Filter the records for lines holding the string "content".

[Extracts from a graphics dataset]
__________________________________________________
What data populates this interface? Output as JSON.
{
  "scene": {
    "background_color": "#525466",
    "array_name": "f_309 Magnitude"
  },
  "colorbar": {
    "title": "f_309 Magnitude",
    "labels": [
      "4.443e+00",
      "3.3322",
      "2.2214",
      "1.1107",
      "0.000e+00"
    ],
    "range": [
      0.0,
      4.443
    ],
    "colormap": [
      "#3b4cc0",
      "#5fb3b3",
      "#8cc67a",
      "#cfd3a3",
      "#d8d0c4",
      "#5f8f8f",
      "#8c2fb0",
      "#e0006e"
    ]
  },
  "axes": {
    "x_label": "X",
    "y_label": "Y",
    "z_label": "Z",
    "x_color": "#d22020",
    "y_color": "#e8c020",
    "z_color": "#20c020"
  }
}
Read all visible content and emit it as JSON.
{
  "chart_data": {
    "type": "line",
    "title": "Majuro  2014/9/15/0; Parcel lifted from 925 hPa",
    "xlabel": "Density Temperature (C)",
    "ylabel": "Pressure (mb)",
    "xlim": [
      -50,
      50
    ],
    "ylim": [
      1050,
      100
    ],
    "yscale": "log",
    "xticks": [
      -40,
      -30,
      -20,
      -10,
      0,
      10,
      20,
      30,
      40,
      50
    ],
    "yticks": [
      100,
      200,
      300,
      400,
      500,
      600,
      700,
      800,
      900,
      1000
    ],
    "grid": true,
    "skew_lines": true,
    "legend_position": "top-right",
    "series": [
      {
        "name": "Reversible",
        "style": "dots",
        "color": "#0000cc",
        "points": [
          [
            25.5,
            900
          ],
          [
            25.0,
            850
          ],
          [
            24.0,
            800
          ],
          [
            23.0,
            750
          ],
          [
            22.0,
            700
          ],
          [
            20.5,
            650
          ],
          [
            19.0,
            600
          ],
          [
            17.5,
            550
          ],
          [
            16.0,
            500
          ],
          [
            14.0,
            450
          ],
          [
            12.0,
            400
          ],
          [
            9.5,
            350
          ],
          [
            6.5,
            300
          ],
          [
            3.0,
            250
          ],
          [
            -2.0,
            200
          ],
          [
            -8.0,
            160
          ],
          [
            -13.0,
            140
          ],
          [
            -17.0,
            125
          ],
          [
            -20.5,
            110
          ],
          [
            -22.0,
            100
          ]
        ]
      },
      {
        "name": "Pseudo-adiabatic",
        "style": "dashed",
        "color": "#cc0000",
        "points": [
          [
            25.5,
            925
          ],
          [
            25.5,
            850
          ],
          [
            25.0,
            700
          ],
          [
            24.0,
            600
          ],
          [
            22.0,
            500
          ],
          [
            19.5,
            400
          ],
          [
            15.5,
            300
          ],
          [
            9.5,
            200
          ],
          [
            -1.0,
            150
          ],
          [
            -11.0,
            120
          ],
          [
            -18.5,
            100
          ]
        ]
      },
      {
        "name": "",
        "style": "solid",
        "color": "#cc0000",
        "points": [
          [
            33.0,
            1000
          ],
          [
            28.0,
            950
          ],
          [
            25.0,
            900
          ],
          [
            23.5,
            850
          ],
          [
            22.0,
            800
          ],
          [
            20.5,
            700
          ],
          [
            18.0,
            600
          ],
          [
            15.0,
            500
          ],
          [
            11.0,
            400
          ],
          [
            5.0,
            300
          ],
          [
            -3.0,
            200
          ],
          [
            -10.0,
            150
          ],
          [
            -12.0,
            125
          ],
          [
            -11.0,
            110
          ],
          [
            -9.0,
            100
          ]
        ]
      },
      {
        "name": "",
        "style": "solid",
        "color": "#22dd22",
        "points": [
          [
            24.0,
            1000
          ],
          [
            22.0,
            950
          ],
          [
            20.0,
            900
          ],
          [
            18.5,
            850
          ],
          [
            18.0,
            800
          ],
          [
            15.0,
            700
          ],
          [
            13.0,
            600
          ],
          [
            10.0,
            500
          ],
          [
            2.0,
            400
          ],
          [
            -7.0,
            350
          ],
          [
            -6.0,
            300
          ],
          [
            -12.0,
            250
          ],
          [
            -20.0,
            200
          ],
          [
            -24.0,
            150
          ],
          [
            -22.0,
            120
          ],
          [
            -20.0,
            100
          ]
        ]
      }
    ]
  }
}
__________________________________________________
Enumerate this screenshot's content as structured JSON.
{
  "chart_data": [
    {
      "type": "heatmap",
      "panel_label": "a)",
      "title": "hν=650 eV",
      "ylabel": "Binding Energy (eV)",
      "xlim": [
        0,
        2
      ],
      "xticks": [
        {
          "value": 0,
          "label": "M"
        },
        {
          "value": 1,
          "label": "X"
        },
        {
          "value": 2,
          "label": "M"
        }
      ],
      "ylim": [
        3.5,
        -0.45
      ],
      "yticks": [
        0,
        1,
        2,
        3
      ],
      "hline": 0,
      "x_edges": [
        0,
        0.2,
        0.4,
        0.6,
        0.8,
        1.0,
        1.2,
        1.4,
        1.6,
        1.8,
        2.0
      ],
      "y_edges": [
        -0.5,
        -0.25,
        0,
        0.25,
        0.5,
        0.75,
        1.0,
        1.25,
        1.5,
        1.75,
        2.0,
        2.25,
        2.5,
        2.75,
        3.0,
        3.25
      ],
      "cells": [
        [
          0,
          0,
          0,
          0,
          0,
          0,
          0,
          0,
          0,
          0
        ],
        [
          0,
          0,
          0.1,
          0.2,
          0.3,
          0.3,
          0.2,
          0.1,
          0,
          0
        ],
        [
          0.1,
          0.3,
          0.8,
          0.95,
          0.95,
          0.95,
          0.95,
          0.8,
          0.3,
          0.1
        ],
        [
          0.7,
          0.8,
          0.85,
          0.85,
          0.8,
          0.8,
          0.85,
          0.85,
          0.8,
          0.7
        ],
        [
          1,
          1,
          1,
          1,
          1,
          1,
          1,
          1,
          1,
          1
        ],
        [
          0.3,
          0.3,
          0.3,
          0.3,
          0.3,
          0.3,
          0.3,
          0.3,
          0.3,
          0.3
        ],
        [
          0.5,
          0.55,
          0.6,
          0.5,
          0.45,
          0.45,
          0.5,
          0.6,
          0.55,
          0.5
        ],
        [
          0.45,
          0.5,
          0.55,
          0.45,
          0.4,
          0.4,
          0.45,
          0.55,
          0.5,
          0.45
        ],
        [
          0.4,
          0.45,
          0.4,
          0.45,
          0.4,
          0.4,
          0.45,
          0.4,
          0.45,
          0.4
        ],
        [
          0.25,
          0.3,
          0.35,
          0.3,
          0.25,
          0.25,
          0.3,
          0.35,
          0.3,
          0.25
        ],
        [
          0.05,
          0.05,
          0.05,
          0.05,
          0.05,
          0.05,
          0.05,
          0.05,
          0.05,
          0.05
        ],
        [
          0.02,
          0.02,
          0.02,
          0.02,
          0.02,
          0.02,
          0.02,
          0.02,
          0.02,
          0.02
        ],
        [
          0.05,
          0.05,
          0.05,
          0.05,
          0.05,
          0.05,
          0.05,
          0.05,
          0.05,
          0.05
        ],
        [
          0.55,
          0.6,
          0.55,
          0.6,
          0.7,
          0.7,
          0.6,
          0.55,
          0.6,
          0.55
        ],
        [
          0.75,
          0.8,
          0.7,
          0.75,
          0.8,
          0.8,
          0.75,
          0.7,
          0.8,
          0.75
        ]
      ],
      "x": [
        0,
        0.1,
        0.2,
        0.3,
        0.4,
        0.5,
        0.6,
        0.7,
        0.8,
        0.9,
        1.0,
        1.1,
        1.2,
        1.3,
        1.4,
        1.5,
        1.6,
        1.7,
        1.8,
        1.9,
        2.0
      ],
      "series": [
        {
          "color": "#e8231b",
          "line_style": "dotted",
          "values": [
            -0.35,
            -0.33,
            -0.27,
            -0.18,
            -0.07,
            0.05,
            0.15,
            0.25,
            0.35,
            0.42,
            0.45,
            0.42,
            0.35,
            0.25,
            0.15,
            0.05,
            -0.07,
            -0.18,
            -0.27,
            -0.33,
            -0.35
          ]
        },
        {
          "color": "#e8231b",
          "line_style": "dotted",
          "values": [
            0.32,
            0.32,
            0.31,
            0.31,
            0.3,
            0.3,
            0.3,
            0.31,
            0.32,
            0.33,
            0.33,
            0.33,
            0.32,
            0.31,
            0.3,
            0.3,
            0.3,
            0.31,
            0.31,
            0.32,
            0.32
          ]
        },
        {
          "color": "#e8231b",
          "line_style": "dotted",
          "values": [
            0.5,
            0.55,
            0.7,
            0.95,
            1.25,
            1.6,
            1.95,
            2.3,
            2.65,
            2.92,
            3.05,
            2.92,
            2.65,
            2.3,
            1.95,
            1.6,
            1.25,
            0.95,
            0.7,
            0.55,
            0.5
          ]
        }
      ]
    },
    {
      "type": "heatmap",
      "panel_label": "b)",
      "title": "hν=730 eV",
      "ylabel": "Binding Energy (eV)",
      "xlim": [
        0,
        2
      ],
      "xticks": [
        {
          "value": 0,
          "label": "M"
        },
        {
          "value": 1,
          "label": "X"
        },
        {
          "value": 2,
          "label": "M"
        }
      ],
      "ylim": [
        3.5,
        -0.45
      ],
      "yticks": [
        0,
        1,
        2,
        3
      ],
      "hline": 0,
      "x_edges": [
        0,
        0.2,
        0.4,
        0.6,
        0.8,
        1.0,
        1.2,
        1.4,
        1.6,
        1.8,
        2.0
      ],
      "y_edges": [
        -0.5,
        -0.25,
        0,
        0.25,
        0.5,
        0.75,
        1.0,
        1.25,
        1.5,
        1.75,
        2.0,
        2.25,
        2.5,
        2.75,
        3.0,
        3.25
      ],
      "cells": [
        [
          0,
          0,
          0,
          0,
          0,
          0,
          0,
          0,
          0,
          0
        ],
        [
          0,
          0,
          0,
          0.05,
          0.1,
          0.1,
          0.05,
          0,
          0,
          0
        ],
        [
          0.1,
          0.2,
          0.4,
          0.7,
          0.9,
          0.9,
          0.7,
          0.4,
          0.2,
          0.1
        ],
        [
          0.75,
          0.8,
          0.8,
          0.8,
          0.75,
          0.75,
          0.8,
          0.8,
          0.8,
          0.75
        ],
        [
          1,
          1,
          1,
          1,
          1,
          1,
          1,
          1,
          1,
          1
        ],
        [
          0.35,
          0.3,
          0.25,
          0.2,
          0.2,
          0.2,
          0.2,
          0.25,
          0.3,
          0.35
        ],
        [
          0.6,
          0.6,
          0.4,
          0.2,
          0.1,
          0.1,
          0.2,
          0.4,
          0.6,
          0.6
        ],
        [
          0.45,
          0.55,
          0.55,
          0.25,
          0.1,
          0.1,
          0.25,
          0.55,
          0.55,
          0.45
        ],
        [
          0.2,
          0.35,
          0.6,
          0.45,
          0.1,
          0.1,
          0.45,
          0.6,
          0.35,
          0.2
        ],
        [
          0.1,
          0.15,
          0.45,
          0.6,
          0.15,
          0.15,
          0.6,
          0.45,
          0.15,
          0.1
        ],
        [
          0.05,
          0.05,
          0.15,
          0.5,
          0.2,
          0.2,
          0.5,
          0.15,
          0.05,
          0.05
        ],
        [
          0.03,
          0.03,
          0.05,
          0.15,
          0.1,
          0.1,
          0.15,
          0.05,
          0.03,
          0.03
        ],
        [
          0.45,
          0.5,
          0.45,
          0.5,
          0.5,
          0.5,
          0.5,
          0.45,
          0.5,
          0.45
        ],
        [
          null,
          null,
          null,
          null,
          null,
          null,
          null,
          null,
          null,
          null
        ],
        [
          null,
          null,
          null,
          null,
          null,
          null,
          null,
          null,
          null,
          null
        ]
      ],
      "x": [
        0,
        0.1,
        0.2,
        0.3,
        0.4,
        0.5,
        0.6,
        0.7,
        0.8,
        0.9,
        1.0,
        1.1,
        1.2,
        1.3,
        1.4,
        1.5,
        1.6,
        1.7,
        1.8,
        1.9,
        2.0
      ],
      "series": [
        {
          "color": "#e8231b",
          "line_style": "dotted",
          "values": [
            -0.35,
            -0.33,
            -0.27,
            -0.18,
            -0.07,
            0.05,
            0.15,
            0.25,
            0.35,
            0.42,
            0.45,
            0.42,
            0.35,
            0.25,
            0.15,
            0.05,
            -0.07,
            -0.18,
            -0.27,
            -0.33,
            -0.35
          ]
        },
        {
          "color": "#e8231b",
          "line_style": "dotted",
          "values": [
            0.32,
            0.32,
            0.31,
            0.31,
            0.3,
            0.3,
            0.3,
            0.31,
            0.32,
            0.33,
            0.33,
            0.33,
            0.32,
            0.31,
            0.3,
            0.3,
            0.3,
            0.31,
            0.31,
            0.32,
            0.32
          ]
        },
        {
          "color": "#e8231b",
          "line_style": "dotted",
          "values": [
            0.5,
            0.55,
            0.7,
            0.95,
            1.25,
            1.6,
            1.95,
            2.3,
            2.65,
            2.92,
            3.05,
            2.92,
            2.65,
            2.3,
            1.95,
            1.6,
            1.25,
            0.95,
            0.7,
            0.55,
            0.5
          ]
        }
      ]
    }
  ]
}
__________________________________________________
■ **CORRECT RESULT**:
Read all visible content and emit it as JSON.
Enumerate this screenshot's content as structured JSON.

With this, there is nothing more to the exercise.